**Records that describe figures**
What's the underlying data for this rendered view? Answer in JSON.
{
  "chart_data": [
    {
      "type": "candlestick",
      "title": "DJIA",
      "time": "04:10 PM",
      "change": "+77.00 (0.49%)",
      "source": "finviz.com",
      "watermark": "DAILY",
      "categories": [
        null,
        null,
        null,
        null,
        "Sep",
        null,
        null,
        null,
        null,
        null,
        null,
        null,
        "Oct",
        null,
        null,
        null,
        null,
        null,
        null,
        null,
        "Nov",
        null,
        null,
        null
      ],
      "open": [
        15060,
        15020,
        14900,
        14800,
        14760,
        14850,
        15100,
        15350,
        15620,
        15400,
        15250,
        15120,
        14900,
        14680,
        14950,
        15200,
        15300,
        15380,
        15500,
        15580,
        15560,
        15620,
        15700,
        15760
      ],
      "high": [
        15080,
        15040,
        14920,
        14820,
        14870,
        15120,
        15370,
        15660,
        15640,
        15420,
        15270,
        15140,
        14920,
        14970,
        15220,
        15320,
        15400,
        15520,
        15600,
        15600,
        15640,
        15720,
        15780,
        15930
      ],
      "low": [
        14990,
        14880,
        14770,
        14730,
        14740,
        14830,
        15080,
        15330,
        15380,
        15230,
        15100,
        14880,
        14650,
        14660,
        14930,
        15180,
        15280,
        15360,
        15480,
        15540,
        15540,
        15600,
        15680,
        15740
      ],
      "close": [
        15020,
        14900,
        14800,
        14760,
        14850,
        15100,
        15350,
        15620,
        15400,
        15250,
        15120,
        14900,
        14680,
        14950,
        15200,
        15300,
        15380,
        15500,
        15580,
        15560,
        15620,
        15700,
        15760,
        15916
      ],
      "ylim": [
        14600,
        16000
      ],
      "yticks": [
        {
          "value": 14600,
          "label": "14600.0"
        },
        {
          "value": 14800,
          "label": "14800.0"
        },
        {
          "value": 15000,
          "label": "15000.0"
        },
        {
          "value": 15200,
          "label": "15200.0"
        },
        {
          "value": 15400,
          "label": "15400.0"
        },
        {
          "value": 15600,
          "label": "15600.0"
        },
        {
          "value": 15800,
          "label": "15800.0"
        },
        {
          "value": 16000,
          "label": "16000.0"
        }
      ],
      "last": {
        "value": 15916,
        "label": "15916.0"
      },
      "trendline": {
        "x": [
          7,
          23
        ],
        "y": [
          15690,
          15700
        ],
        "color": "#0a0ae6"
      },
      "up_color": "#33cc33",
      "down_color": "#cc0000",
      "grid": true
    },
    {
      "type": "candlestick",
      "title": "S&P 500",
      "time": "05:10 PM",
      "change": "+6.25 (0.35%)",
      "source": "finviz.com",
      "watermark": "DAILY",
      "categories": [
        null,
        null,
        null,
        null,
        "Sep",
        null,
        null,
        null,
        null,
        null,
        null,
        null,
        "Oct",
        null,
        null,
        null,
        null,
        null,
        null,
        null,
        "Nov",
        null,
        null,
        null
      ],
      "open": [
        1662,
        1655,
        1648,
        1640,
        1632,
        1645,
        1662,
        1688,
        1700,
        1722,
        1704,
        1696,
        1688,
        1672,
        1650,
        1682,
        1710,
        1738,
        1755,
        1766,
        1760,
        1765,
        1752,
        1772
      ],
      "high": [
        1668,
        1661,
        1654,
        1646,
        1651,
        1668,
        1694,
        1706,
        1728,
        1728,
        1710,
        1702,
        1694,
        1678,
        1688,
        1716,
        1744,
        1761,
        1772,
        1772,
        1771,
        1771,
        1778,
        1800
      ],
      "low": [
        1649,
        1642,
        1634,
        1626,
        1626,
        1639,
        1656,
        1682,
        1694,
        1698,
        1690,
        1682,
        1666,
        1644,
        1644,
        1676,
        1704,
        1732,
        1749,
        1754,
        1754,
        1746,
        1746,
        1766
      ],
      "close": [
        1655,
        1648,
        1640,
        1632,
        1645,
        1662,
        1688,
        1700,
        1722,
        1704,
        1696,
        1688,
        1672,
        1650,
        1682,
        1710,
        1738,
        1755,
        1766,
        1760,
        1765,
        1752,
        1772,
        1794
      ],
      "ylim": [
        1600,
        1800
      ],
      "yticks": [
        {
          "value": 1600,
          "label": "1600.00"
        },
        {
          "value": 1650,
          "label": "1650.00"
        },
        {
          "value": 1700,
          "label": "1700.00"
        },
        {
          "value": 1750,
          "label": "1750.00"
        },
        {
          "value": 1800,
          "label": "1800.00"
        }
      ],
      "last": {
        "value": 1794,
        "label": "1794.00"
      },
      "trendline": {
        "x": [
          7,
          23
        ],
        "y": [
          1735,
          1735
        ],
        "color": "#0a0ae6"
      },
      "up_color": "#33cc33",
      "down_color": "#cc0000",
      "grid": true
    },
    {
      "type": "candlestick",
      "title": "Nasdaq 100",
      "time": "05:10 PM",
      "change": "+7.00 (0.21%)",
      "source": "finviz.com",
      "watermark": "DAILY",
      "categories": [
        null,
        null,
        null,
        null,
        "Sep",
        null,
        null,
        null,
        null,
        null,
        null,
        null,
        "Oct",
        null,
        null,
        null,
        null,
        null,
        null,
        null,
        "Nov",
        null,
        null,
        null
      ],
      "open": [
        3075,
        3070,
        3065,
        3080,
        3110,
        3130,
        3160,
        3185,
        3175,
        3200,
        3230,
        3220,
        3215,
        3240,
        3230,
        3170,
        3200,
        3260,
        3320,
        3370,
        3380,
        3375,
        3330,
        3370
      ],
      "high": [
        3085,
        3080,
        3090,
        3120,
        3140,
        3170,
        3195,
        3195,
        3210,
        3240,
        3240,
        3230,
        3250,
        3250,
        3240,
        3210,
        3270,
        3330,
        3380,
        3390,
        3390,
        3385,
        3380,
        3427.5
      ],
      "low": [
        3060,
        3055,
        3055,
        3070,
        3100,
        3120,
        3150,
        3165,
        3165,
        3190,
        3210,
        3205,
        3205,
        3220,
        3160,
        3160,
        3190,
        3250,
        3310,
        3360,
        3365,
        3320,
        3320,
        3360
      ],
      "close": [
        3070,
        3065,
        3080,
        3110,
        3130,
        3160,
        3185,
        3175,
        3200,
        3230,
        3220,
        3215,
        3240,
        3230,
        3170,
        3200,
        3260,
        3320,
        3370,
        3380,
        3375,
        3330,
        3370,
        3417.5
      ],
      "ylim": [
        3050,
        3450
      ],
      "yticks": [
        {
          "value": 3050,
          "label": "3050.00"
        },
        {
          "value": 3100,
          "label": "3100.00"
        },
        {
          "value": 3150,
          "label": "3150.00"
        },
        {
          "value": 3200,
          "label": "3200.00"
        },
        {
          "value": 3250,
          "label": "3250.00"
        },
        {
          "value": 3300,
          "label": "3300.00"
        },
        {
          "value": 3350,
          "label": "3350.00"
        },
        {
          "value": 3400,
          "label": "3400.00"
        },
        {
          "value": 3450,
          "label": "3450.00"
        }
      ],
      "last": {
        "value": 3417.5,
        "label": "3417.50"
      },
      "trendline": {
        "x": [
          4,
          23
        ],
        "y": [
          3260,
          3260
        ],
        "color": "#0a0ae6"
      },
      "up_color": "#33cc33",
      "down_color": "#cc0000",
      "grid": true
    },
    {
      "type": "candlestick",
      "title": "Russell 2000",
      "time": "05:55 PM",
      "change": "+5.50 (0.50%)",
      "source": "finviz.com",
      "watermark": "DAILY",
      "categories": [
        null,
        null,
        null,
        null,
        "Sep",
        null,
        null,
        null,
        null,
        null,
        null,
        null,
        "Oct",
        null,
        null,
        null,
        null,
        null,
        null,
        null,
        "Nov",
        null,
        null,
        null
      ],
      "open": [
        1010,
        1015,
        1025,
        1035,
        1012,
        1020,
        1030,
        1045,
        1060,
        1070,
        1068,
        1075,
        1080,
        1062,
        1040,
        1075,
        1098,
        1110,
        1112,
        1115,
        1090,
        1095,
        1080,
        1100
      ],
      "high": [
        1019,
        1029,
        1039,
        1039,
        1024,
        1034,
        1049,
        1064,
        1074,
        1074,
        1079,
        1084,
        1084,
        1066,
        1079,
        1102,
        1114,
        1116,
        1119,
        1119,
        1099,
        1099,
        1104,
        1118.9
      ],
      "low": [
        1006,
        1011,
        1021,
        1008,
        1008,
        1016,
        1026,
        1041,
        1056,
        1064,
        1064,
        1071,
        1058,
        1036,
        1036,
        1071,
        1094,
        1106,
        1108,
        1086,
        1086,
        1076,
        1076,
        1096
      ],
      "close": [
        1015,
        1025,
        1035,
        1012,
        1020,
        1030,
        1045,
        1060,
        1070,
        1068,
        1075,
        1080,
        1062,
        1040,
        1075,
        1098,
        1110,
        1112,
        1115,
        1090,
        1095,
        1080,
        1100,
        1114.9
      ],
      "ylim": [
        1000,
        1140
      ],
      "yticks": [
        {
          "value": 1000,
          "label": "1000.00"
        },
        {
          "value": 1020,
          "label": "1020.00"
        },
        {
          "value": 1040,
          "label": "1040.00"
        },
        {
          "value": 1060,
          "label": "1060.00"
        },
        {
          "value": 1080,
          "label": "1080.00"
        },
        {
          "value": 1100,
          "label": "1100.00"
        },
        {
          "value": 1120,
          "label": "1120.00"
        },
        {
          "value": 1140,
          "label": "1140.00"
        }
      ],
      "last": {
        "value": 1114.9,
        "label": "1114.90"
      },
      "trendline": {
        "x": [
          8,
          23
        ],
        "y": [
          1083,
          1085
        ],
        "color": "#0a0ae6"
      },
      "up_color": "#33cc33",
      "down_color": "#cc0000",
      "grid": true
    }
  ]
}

**WHAT THE EXERCISE ASKS**
Copy out every line of the listing that includes the string "time".

**SOLUTION**
      "time": "04:10 PM",
      "time": "05:10 PM",
      "time": "05:10 PM",
      "time": "05:55 PM",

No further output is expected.